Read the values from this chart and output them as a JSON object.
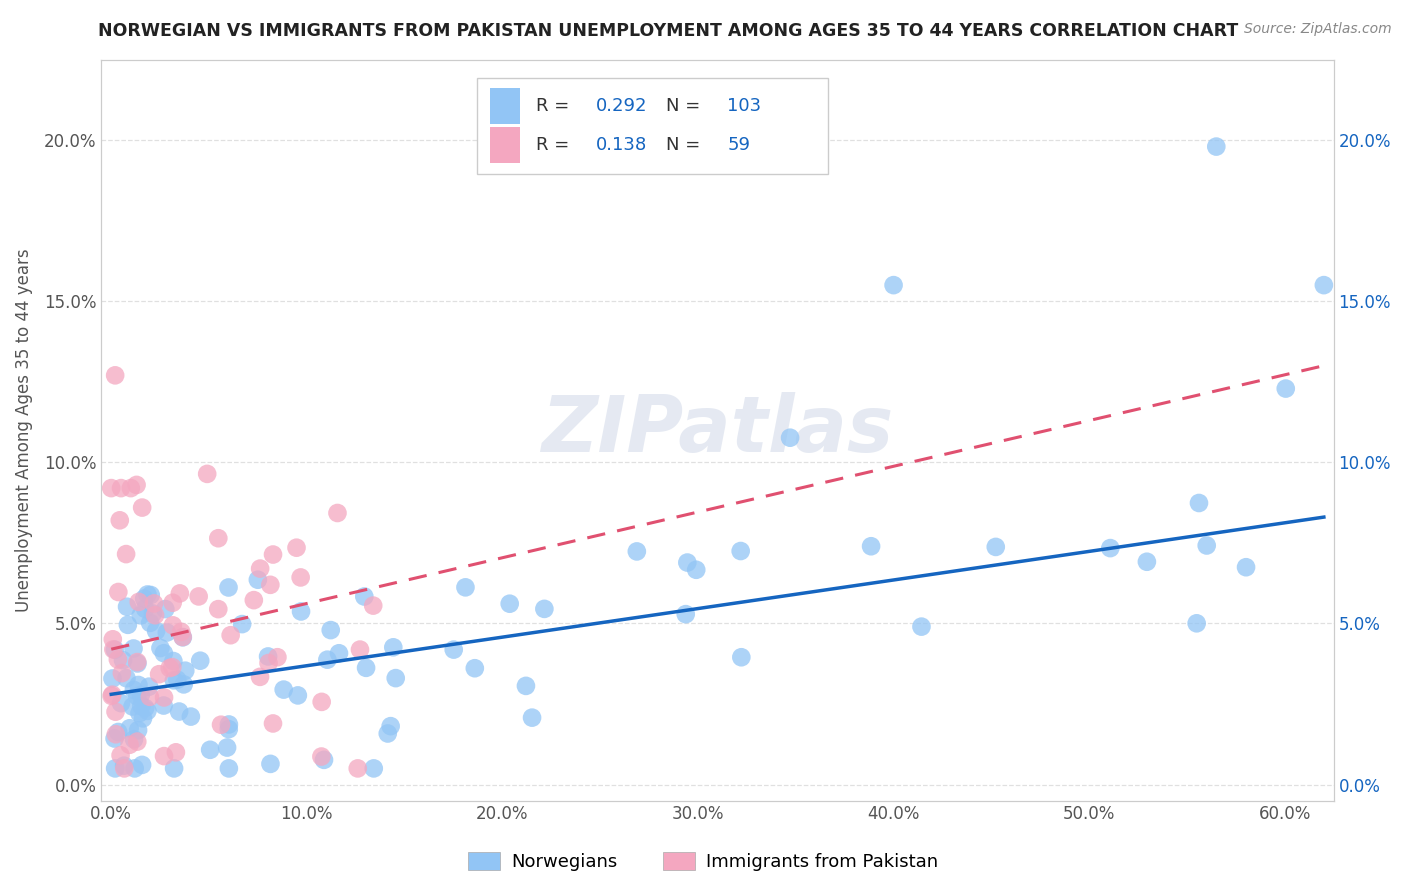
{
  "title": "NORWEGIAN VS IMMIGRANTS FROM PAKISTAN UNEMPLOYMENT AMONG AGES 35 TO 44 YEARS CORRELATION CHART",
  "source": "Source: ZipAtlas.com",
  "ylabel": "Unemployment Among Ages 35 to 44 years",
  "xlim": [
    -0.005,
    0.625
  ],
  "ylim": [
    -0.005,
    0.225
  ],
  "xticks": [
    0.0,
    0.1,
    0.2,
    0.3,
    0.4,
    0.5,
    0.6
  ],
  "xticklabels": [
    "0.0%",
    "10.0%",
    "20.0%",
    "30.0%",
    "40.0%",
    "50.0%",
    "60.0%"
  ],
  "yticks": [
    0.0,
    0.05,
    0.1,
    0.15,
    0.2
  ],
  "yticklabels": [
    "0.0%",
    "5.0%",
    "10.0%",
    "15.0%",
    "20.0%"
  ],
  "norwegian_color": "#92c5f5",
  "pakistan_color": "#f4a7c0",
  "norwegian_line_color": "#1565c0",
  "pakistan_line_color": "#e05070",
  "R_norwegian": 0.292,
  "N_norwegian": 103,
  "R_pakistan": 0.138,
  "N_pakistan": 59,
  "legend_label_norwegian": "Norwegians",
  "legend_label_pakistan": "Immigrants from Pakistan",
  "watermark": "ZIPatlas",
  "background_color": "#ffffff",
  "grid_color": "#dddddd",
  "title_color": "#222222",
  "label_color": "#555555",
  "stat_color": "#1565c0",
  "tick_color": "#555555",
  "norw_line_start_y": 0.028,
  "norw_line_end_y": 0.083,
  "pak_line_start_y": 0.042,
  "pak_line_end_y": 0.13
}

────

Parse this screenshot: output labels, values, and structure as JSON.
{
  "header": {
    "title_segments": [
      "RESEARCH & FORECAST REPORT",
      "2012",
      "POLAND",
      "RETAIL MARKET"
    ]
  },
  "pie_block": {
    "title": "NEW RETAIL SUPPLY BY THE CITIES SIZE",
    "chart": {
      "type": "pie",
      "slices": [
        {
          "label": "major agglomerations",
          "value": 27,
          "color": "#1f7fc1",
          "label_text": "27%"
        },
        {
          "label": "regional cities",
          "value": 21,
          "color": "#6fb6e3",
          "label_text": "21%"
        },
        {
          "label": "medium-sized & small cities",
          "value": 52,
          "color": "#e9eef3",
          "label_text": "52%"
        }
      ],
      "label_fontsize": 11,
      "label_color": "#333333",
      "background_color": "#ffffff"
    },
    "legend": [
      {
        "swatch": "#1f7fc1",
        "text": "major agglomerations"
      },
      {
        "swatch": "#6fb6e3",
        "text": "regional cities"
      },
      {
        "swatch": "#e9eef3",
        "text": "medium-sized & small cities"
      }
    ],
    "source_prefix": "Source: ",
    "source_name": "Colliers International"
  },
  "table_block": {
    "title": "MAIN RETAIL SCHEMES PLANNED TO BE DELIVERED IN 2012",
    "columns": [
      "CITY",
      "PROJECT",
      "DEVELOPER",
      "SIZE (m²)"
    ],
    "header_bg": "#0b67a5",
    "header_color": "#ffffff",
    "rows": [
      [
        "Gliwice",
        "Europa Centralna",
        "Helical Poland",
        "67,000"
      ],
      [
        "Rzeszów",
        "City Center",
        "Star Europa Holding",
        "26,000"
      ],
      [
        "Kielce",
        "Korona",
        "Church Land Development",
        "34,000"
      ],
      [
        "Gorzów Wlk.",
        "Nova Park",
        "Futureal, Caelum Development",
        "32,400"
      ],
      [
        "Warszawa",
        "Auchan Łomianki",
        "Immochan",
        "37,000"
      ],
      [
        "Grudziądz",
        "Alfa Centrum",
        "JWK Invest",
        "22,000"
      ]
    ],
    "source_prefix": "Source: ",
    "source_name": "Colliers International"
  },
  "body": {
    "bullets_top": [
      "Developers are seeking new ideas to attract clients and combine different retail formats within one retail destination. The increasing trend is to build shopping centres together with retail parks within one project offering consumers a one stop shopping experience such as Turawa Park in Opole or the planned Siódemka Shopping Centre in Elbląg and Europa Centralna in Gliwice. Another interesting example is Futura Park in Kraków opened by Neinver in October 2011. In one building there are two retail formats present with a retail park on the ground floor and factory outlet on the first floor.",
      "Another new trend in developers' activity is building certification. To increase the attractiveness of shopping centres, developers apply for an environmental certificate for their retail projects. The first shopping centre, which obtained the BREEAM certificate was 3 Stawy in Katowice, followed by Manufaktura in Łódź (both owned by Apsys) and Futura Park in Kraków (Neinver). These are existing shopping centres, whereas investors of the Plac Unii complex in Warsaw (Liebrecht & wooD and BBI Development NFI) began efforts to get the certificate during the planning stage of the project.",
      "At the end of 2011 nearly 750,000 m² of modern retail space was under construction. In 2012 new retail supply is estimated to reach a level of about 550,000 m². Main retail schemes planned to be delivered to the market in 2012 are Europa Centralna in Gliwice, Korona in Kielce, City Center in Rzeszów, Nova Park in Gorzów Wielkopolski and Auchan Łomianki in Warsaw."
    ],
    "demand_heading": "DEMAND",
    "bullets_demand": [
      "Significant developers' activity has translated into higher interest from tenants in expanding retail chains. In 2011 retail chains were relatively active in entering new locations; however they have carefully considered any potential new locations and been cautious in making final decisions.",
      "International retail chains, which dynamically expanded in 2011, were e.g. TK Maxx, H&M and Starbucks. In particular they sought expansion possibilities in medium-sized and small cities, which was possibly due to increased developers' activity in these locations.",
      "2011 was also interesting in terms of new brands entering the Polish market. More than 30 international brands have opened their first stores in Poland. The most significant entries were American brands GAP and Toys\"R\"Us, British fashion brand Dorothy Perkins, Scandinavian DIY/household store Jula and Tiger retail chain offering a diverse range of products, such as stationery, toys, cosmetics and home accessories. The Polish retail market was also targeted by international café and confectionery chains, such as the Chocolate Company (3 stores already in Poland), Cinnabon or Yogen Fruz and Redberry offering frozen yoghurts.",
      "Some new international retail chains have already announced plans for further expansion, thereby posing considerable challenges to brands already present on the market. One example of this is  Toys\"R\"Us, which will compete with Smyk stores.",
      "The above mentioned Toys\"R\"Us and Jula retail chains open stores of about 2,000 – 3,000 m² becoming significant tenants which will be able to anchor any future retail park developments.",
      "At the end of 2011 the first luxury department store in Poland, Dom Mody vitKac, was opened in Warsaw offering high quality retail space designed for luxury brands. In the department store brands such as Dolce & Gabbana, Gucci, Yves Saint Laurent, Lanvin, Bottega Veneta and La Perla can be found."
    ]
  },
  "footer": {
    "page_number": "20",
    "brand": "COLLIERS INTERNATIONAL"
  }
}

────

Which lines hold the word "Gliwice"? Copy every one of them.

        "Gliwice",
      "Developers are seeking new ideas to attract clients and combine different retail formats within one retail destination. The increasing trend is to build shopping centres together with retail parks within one project offering consumers a one stop shopping experience such as Turawa Park in Opole or the planned Siódemka Shopping Centre in Elbląg and Europa Centralna in Gliwice. Another interesting example is Futura Park in Kraków opened by Neinver in October 2011. In one building there are two retail formats present with a retail park on the ground floor and factory outlet on the first floor.",
      "At the end of 2011 nearly 750,000 m² of modern retail space was under construction. In 2012 new retail supply is estimated to reach a level of about 550,000 m². Main retail schemes planned to be delivered to the market in 2012 are Europa Centralna in Gliwice, Korona in Kielce, City Center in Rzeszów, Nova Park in Gorzów Wielkopolski and Auchan Łomianki in Warsaw."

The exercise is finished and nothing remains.